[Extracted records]
%%

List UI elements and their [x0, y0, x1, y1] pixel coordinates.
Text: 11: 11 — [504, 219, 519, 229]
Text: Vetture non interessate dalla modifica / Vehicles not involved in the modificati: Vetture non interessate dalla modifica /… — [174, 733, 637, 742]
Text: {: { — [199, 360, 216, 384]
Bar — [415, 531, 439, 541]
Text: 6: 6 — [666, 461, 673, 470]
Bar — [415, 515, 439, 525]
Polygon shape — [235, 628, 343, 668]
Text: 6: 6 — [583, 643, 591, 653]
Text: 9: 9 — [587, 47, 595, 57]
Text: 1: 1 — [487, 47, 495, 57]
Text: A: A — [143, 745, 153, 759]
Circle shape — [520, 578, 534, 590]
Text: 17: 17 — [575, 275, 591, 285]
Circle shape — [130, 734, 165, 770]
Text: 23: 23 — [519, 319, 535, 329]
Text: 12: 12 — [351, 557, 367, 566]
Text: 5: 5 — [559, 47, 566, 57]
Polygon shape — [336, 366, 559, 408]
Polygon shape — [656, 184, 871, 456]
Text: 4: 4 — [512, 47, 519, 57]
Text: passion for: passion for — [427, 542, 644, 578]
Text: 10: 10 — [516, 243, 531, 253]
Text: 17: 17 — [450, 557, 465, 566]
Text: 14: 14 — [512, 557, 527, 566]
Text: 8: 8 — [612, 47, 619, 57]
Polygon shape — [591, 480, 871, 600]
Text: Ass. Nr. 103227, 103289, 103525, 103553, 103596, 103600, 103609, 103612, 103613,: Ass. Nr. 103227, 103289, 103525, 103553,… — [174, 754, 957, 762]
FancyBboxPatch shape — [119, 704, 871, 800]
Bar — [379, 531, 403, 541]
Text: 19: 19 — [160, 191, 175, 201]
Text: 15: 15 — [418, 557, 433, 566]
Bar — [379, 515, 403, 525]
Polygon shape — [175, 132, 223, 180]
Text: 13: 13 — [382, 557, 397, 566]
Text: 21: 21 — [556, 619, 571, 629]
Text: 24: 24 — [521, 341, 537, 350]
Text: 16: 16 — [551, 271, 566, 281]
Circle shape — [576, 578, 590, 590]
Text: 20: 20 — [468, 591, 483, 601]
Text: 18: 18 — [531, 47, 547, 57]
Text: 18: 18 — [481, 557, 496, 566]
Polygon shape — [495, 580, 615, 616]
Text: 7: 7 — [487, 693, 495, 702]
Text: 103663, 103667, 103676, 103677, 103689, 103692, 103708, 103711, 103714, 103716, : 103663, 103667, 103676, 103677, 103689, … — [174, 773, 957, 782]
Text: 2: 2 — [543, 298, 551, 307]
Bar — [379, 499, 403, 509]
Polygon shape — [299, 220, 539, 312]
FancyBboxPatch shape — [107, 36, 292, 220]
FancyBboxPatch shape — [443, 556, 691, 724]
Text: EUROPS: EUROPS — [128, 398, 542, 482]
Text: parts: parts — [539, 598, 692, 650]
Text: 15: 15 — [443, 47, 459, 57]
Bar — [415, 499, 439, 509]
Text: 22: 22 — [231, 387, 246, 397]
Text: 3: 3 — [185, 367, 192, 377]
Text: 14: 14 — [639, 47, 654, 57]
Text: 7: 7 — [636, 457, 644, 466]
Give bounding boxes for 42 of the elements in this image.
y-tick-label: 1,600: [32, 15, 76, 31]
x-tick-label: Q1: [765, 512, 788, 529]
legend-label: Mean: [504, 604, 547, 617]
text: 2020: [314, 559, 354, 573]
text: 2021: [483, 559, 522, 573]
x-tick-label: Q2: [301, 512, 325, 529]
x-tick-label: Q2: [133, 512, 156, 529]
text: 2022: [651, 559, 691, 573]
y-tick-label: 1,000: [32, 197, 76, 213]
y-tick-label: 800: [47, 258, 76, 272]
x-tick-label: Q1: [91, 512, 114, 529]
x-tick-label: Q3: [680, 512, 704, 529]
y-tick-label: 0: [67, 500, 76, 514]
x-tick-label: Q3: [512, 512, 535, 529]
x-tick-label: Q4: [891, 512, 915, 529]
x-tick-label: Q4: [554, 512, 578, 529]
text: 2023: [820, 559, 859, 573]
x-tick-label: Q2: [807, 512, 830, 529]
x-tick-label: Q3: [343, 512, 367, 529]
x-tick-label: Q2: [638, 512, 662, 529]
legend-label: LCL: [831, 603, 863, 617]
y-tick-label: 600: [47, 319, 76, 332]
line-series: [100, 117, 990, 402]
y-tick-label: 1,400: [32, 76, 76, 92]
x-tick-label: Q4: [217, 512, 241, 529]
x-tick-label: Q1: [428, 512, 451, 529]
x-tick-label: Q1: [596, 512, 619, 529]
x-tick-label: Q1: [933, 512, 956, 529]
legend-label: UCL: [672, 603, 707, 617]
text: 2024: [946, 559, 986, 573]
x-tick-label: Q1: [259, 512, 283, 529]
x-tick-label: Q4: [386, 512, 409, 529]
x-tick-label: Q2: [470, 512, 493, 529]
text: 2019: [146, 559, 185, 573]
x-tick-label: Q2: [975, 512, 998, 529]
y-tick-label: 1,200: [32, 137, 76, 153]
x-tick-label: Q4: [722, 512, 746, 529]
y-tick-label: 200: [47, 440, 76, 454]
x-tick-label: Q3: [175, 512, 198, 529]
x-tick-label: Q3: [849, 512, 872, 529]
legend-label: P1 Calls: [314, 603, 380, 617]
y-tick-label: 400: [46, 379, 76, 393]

%%

Direction
Can you replace "legend-label" with "legend-text" throughout the records above and give them back with nothing else changed?

Exercise response
List UI elements and their [x0, y0, x1, y1] pixel coordinates.
Text: 11: 11 — [504, 219, 519, 229]
Text: Vetture non interessate dalla modifica / Vehicles not involved in the modificati: Vetture non interessate dalla modifica /… — [174, 733, 637, 742]
Text: {: { — [199, 360, 216, 384]
Bar — [415, 531, 439, 541]
Text: 6: 6 — [666, 461, 673, 470]
Bar — [415, 515, 439, 525]
Polygon shape — [235, 628, 343, 668]
Text: 6: 6 — [583, 643, 591, 653]
Text: 9: 9 — [587, 47, 595, 57]
Text: 1: 1 — [487, 47, 495, 57]
Text: A: A — [143, 745, 153, 759]
Circle shape — [520, 578, 534, 590]
Text: 17: 17 — [575, 275, 591, 285]
Circle shape — [130, 734, 165, 770]
Text: 23: 23 — [519, 319, 535, 329]
Text: 12: 12 — [351, 557, 367, 566]
Text: 5: 5 — [559, 47, 566, 57]
Polygon shape — [336, 366, 559, 408]
Polygon shape — [656, 184, 871, 456]
Text: 4: 4 — [512, 47, 519, 57]
Text: passion for: passion for — [427, 542, 644, 578]
Text: 10: 10 — [516, 243, 531, 253]
Text: 17: 17 — [450, 557, 465, 566]
Text: 14: 14 — [512, 557, 527, 566]
Text: 8: 8 — [612, 47, 619, 57]
Polygon shape — [591, 480, 871, 600]
Text: Ass. Nr. 103227, 103289, 103525, 103553, 103596, 103600, 103609, 103612, 103613,: Ass. Nr. 103227, 103289, 103525, 103553,… — [174, 754, 957, 762]
FancyBboxPatch shape — [119, 704, 871, 800]
Bar — [379, 531, 403, 541]
Text: 19: 19 — [160, 191, 175, 201]
Text: 15: 15 — [418, 557, 433, 566]
Bar — [379, 515, 403, 525]
Polygon shape — [175, 132, 223, 180]
Text: 13: 13 — [382, 557, 397, 566]
Text: 21: 21 — [556, 619, 571, 629]
Text: 24: 24 — [521, 341, 537, 350]
Text: 16: 16 — [551, 271, 566, 281]
Circle shape — [576, 578, 590, 590]
Text: 20: 20 — [468, 591, 483, 601]
Text: 18: 18 — [531, 47, 547, 57]
Text: 18: 18 — [481, 557, 496, 566]
Polygon shape — [495, 580, 615, 616]
Text: 7: 7 — [487, 693, 495, 702]
Text: 103663, 103667, 103676, 103677, 103689, 103692, 103708, 103711, 103714, 103716, : 103663, 103667, 103676, 103677, 103689, … — [174, 773, 957, 782]
Text: 2: 2 — [543, 298, 551, 307]
Bar — [379, 499, 403, 509]
Polygon shape — [299, 220, 539, 312]
FancyBboxPatch shape — [107, 36, 292, 220]
FancyBboxPatch shape — [443, 556, 691, 724]
Text: EUROPS: EUROPS — [128, 398, 542, 482]
Text: parts: parts — [539, 598, 692, 650]
Text: 15: 15 — [443, 47, 459, 57]
Bar — [415, 499, 439, 509]
Text: 22: 22 — [231, 387, 246, 397]
Text: 3: 3 — [185, 367, 192, 377]
Text: 14: 14 — [639, 47, 654, 57]
Text: 7: 7 — [636, 457, 644, 466]
Give bounding boxes for 42 of the elements in this image.
y-tick-label: 1,600: [32, 15, 76, 31]
x-tick-label: Q1: [765, 512, 788, 529]
legend-text: Mean: [504, 604, 547, 617]
text: 2020: [314, 559, 354, 573]
text: 2021: [483, 559, 522, 573]
x-tick-label: Q2: [301, 512, 325, 529]
x-tick-label: Q2: [133, 512, 156, 529]
text: 2022: [651, 559, 691, 573]
y-tick-label: 1,000: [32, 197, 76, 213]
y-tick-label: 800: [47, 258, 76, 272]
x-tick-label: Q1: [91, 512, 114, 529]
x-tick-label: Q3: [680, 512, 704, 529]
y-tick-label: 0: [67, 500, 76, 514]
x-tick-label: Q3: [512, 512, 535, 529]
x-tick-label: Q4: [891, 512, 915, 529]
x-tick-label: Q4: [554, 512, 578, 529]
text: 2023: [820, 559, 859, 573]
x-tick-label: Q2: [807, 512, 830, 529]
x-tick-label: Q3: [343, 512, 367, 529]
x-tick-label: Q2: [638, 512, 662, 529]
legend-text: LCL: [831, 603, 863, 617]
y-tick-label: 600: [47, 319, 76, 332]
line-series: [100, 117, 990, 402]
y-tick-label: 1,400: [32, 76, 76, 92]
x-tick-label: Q4: [217, 512, 241, 529]
x-tick-label: Q1: [428, 512, 451, 529]
x-tick-label: Q1: [596, 512, 619, 529]
x-tick-label: Q1: [933, 512, 956, 529]
legend-text: UCL: [672, 603, 707, 617]
text: 2024: [946, 559, 986, 573]
x-tick-label: Q1: [259, 512, 283, 529]
x-tick-label: Q4: [386, 512, 409, 529]
x-tick-label: Q2: [470, 512, 493, 529]
text: 2019: [146, 559, 185, 573]
x-tick-label: Q2: [975, 512, 998, 529]
y-tick-label: 1,200: [32, 137, 76, 153]
x-tick-label: Q4: [722, 512, 746, 529]
y-tick-label: 200: [47, 440, 76, 454]
x-tick-label: Q3: [175, 512, 198, 529]
x-tick-label: Q3: [849, 512, 872, 529]
legend-text: P1 Calls: [314, 603, 380, 617]
y-tick-label: 400: [46, 379, 76, 393]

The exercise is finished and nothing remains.